Write out every record in full, exactly as written, please.

-----

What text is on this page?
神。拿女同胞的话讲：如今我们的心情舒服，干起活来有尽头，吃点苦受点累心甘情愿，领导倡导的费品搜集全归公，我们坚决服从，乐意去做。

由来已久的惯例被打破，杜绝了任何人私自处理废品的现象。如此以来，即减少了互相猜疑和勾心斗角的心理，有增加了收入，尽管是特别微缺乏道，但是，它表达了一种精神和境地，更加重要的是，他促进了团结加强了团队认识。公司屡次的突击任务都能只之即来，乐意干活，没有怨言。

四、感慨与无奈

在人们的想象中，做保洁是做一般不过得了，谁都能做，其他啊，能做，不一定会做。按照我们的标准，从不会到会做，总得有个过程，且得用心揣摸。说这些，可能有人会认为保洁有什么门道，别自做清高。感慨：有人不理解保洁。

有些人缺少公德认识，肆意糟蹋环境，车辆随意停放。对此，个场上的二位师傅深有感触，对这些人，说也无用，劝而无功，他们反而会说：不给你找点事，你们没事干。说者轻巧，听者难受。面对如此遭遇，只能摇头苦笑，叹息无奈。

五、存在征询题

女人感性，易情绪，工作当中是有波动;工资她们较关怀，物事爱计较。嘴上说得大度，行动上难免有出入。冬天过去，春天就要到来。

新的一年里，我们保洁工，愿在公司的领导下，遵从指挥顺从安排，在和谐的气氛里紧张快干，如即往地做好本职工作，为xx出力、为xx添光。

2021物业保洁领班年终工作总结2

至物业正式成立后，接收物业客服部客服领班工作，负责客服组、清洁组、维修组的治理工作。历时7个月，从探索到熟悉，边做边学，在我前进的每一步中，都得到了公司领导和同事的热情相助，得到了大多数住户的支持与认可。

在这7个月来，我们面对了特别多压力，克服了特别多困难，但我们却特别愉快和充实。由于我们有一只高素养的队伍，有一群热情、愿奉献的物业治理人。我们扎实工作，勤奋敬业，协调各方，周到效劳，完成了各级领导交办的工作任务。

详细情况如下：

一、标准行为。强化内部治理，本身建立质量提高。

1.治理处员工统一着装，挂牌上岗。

-----

#### [Written response]
What text is on this page?
神。拿女同胞的话讲：如今我们的心情舒服，干起活来有尽头，吃点苦受点累心甘情愿，领导倡导的费品搜集全归公，我们坚决服从，乐意去做。

由来已久的惯例被打破，杜绝了任何人私自处理废品的现象。如此以来，即减少了互相猜疑和勾心斗角的心理，有增加了收入，尽管是特别微缺乏道，但是，它表达了一种精神和境地，更加重要的是，他促进了团结加强了团队认识。公司屡次的突击任务都能只之即来，乐意干活，没有怨言。

四、感慨与无奈

在人们的想象中，做保洁是做一般不过得了，谁都能做，其他啊，能做，不一定会做。按照我们的标准，从不会到会做，总得有个过程，且得用心揣摸。说这些，可能有人会认为保洁有什么门道，别自做清高。感慨：有人不理解保洁。

有些人缺少公德认识，肆意糟蹋环境，车辆随意停放。对此，个场上的二位师傅深有感触，对这些人，说也无用，劝而无功，他们反而会说：不给你找点事，你们没事干。说者轻巧，听者难受。面对如此遭遇，只能摇头苦笑，叹息无奈。

五、存在征询题

女人感性，易情绪，工作当中是有波动;工资她们较关怀，物事爱计较。嘴上说得大度，行动上难免有出入。冬天过去，春天就要到来。

新的一年里，我们保洁工，愿在公司的领导下，遵从指挥顺从安排，在和谐的气氛里紧张快干，如即往地做好本职工作，为xx出力、为xx添光。

2021物业保洁领班年终工作总结2

至物业正式成立后，接收物业客服部客服领班工作，负责客服组、清洁组、维修组的治理工作。历时7个月，从探索到熟悉，边做边学，在我前进的每一步中，都得到了公司领导和同事的热情相助，得到了大多数住户的支持与认可。

在这7个月来，我们面对了特别多压力，克服了特别多困难，但我们却特别愉快和充实。由于我们有一只高素养的队伍，有一群热情、愿奉献的物业治理人。我们扎实工作，勤奋敬业，协调各方，周到效劳，完成了各级领导交办的工作任务。

详细情况如下：

一、标准行为。强化内部治理，本身建立质量提高。

1.治理处员工统一着装，挂牌上岗。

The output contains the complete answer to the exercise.